§ **DIRECTIVE**
Only the number is wanted: how many lines of these entries contain the word "Alle"?

§ **PROVIDED INFORMATION**
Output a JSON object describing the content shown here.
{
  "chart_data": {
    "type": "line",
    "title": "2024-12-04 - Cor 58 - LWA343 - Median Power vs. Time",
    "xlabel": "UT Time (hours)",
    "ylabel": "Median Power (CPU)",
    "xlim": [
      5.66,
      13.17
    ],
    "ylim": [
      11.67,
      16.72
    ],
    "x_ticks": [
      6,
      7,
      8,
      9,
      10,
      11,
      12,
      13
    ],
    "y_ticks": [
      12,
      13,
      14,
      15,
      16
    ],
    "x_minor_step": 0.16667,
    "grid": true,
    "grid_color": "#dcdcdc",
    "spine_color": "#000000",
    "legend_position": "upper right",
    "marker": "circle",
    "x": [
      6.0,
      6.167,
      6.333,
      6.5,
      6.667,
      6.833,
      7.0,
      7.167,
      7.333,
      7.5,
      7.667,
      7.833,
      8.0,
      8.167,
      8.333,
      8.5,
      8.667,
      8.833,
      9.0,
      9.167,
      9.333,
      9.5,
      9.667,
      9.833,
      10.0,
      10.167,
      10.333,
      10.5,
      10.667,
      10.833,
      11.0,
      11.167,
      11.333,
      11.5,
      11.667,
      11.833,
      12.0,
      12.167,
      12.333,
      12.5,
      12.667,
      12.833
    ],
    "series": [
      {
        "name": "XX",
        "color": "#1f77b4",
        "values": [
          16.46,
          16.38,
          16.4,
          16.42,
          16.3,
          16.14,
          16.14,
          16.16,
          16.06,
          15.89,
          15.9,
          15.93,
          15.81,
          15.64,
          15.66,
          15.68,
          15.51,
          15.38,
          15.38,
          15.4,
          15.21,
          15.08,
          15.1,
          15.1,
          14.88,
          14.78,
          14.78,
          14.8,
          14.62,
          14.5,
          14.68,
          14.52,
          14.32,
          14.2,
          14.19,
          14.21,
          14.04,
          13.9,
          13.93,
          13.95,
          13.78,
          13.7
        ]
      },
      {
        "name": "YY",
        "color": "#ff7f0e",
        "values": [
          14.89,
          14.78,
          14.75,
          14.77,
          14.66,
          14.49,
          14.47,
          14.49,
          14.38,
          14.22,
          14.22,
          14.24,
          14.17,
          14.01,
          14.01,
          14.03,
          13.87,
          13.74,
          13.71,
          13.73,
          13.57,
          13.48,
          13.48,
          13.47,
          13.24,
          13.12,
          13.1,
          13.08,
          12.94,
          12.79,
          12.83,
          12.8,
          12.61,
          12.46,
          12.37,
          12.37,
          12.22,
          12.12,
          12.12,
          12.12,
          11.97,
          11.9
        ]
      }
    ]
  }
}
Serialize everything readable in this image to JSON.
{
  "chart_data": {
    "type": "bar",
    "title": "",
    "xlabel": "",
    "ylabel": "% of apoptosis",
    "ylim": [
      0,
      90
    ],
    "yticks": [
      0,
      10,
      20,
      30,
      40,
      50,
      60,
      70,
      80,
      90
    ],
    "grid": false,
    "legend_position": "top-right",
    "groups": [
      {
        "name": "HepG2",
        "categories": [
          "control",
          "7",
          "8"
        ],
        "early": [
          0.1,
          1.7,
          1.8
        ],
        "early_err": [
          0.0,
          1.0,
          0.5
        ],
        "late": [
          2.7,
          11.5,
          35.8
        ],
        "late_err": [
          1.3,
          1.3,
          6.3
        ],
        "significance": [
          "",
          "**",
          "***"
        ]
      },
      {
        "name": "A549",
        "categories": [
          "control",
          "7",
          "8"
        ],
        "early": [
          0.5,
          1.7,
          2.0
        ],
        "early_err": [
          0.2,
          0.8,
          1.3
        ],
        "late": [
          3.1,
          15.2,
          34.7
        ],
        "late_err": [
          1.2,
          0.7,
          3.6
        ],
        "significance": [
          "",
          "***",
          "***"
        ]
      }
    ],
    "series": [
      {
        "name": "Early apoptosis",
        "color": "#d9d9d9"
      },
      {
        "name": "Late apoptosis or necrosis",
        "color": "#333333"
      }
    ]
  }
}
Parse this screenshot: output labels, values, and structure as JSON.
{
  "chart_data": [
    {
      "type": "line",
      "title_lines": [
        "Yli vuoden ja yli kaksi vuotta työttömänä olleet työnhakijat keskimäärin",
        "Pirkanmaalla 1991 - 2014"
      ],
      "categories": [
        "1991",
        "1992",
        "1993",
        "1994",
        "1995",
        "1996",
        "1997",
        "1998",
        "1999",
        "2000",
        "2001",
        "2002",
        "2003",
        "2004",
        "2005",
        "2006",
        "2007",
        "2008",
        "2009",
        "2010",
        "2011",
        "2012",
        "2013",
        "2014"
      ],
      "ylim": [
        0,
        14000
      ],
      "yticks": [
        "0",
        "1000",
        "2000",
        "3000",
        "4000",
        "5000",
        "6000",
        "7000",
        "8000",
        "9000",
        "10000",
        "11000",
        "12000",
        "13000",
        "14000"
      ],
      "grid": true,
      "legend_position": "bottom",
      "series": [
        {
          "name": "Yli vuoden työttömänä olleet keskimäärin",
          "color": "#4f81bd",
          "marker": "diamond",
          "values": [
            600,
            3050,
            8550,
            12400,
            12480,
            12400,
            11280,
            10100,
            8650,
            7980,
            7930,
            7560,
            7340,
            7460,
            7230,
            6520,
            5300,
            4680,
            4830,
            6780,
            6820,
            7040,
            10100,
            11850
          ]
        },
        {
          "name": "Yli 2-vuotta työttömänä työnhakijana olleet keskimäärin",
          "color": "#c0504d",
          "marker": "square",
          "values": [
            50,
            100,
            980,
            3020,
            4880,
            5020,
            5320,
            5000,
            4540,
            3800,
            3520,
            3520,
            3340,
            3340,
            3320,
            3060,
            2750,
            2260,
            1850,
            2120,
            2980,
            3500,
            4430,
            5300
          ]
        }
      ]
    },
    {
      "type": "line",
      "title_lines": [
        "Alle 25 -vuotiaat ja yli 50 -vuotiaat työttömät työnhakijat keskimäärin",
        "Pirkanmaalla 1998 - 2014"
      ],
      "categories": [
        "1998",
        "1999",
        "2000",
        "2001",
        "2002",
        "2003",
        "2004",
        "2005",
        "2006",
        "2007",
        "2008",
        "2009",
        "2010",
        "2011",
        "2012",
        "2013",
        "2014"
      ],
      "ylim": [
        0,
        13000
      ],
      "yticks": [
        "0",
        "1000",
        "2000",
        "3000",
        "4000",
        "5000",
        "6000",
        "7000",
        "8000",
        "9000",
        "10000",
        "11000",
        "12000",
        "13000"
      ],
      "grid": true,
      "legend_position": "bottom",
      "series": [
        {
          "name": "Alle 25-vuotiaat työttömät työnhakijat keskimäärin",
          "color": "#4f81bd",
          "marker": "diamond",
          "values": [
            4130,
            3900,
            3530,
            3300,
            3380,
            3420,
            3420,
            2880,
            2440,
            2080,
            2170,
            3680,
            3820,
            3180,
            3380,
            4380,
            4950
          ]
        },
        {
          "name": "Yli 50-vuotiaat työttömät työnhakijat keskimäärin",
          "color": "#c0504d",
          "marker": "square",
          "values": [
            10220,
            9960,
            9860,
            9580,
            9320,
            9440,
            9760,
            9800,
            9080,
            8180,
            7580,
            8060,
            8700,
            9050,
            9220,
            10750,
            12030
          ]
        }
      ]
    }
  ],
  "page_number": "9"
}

§ **SOLUTION**
2